>> begin Materials provided

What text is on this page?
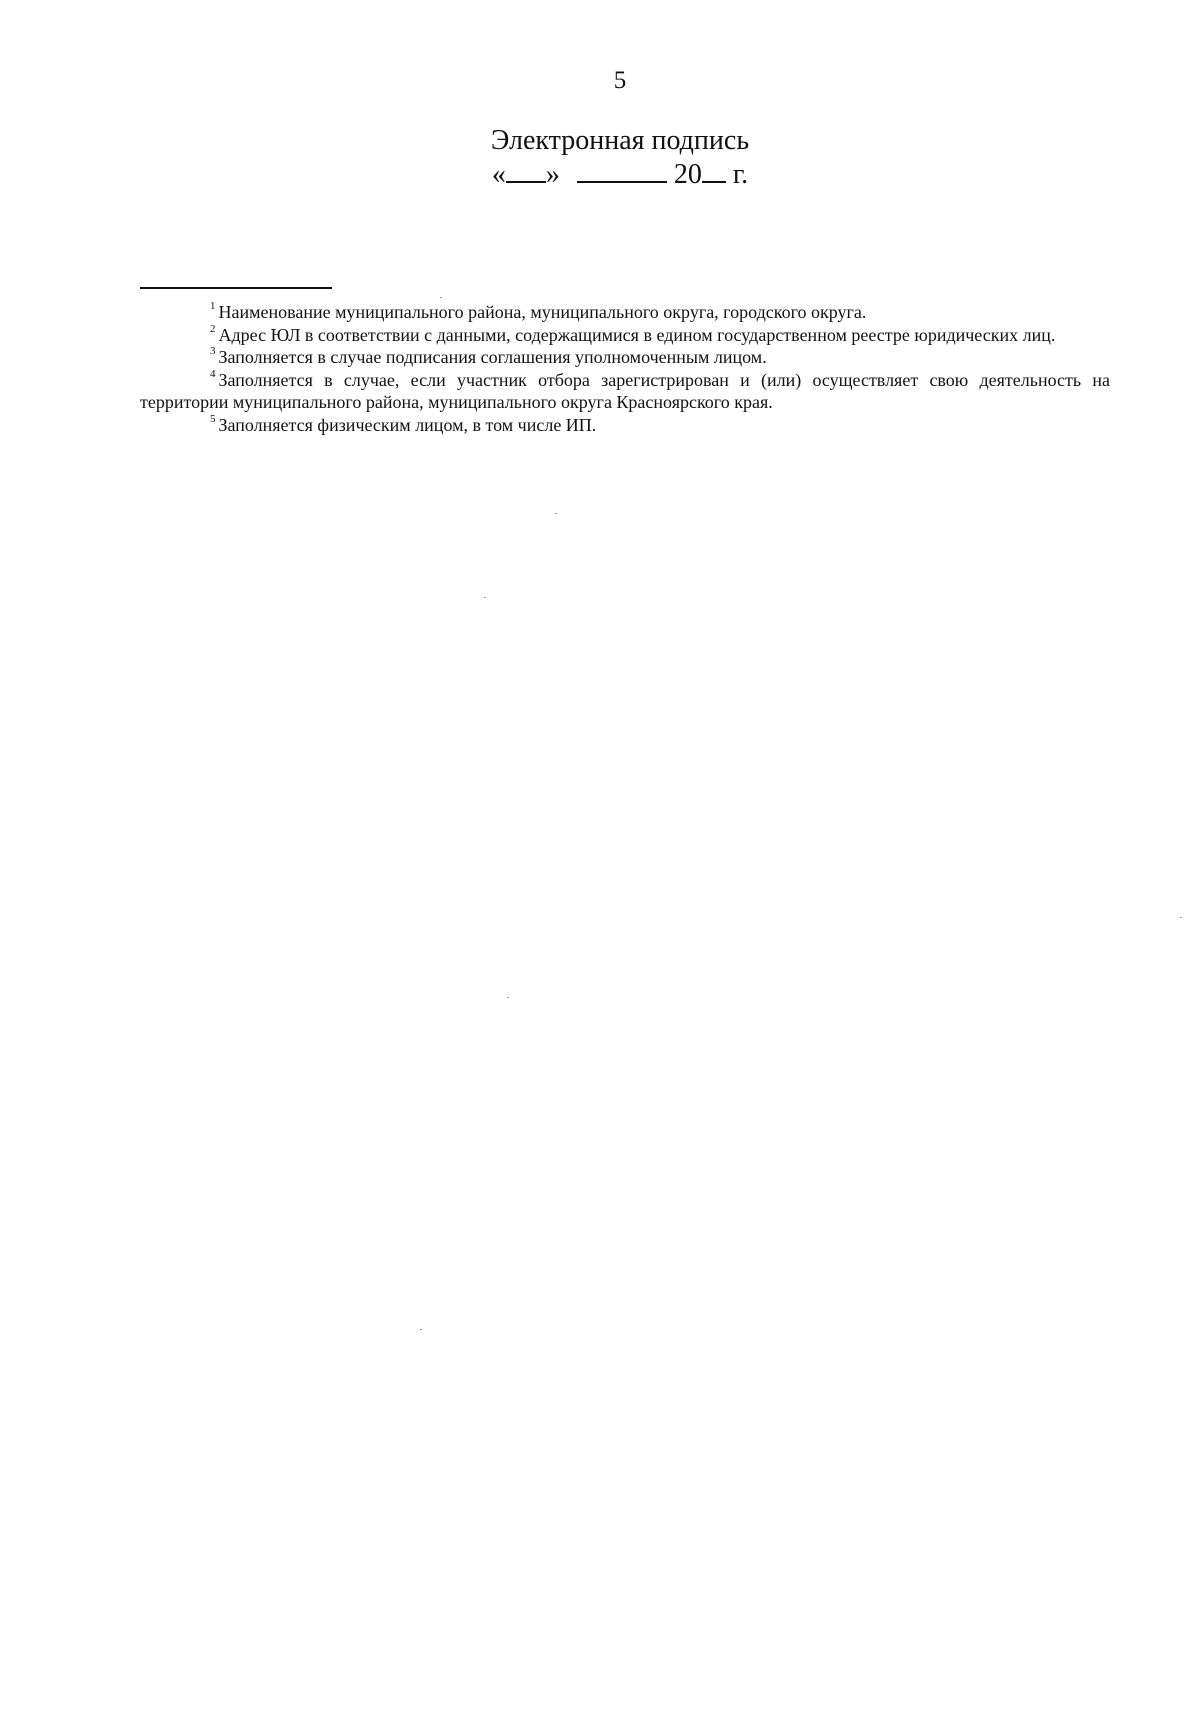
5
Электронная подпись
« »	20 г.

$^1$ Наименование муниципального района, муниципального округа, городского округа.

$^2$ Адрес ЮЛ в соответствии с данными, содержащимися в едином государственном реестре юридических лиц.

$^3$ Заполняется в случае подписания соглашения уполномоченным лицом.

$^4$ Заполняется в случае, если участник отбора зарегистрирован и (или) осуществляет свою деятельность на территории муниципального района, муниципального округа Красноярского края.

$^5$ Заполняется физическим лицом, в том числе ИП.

>> end Materials provided
>> begin Materials provided

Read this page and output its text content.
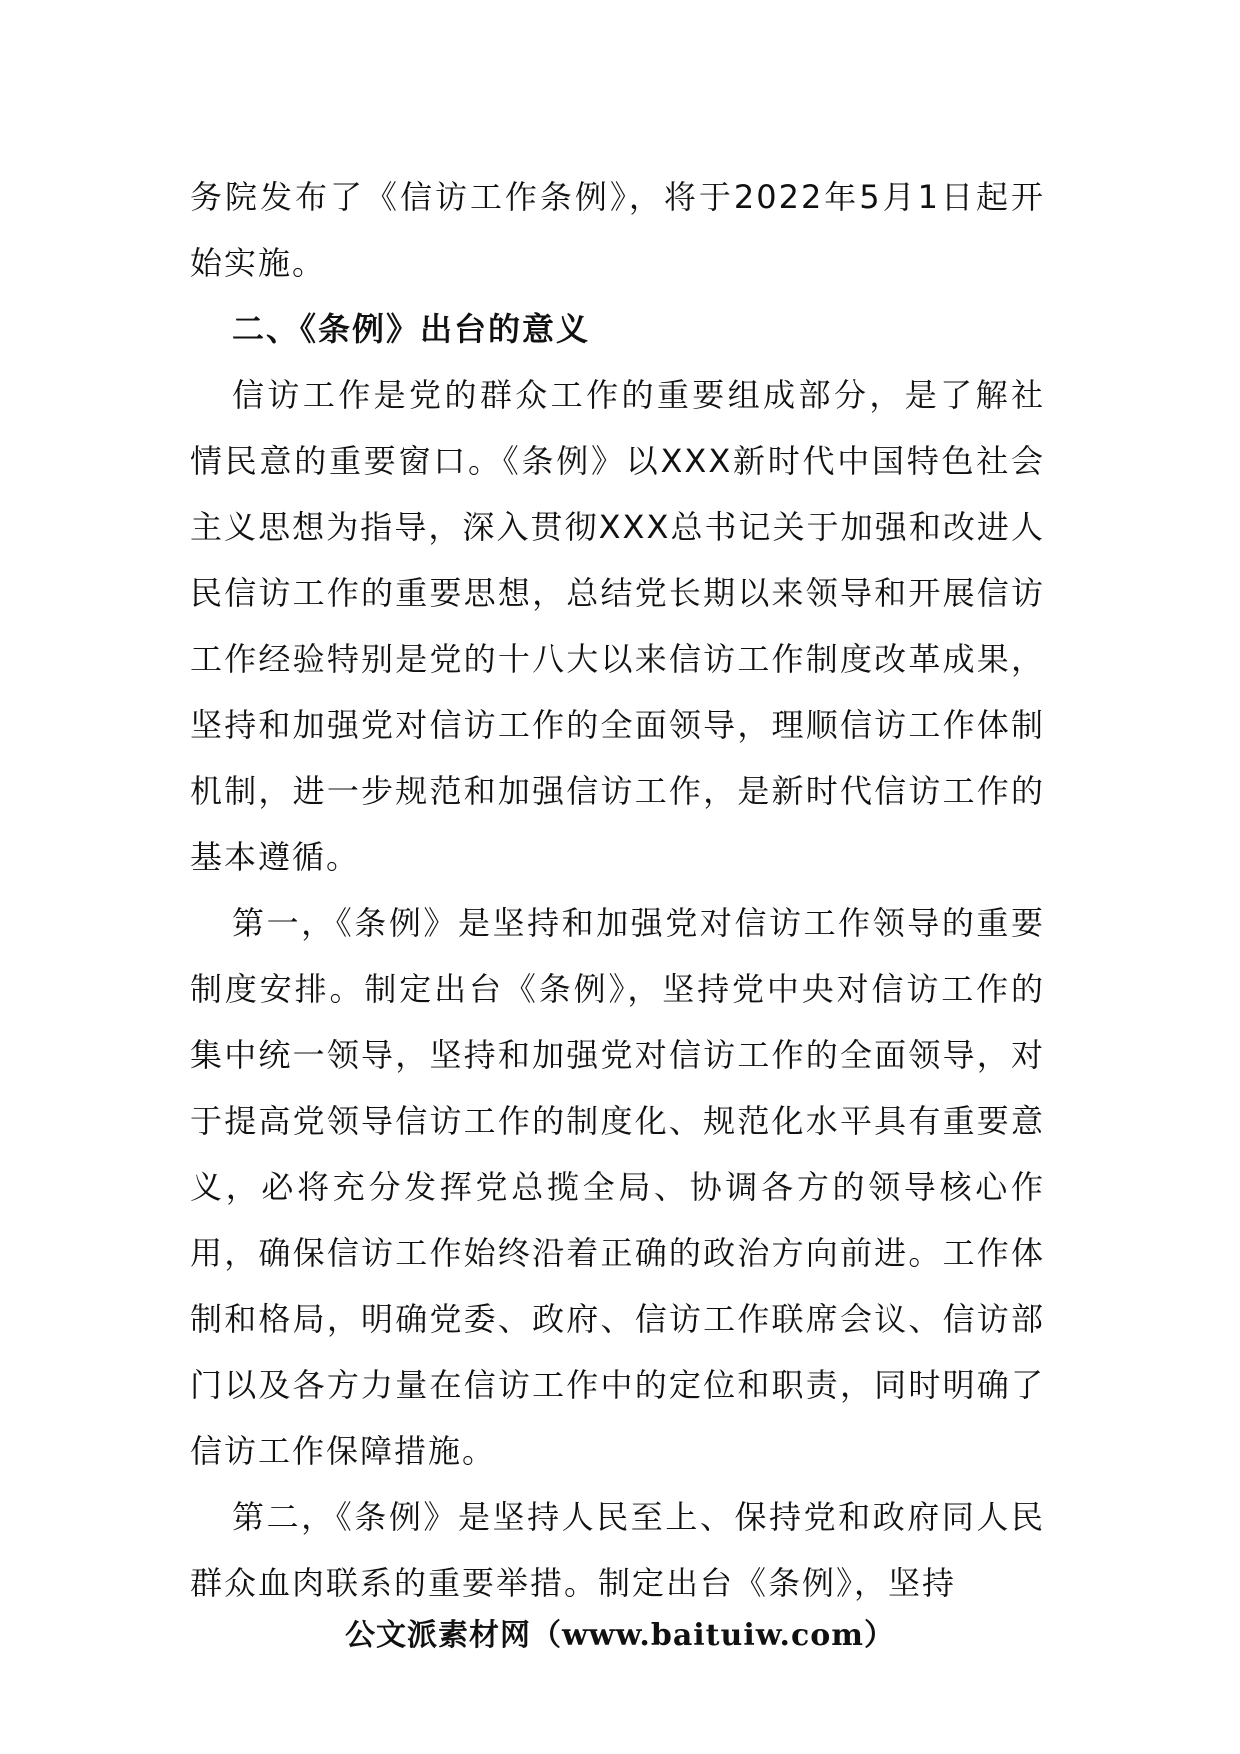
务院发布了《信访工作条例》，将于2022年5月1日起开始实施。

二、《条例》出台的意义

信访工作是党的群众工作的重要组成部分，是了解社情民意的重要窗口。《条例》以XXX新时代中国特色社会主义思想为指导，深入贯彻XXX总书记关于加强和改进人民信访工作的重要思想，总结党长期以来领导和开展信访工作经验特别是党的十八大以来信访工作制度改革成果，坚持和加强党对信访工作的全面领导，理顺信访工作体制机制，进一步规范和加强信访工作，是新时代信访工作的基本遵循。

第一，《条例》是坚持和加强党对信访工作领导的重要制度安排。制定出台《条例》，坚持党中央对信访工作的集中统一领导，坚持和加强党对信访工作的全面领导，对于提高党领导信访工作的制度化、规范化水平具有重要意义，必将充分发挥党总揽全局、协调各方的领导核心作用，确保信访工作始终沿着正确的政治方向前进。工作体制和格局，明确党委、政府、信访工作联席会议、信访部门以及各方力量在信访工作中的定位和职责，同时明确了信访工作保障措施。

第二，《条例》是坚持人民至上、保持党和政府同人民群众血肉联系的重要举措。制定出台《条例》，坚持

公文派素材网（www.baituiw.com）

>> end Materials provided

* _Job_:
Find the word "制定出台" in the data and copy out each line where it turns up.

* _Exercise solution_:
第一，《条例》是坚持和加强党对信访工作领导的重要制度安排。制定出台《条例》，坚持党中央对信访工作的集中统一领导，坚持和加强党对信访工作的全面领导，对于提高党领导信访工作的制度化、规范化水平具有重要意义，必将充分发挥党总揽全局、协调各方的领导核心作用，确保信访工作始终沿着正确的政治方向前进。工作体制和格局，明确党委、政府、信访工作联席会议、信访部门以及各方力量在信访工作中的定位和职责，同时明确了信访工作保障措施。
第二，《条例》是坚持人民至上、保持党和政府同人民群众血肉联系的重要举措。制定出台《条例》，坚持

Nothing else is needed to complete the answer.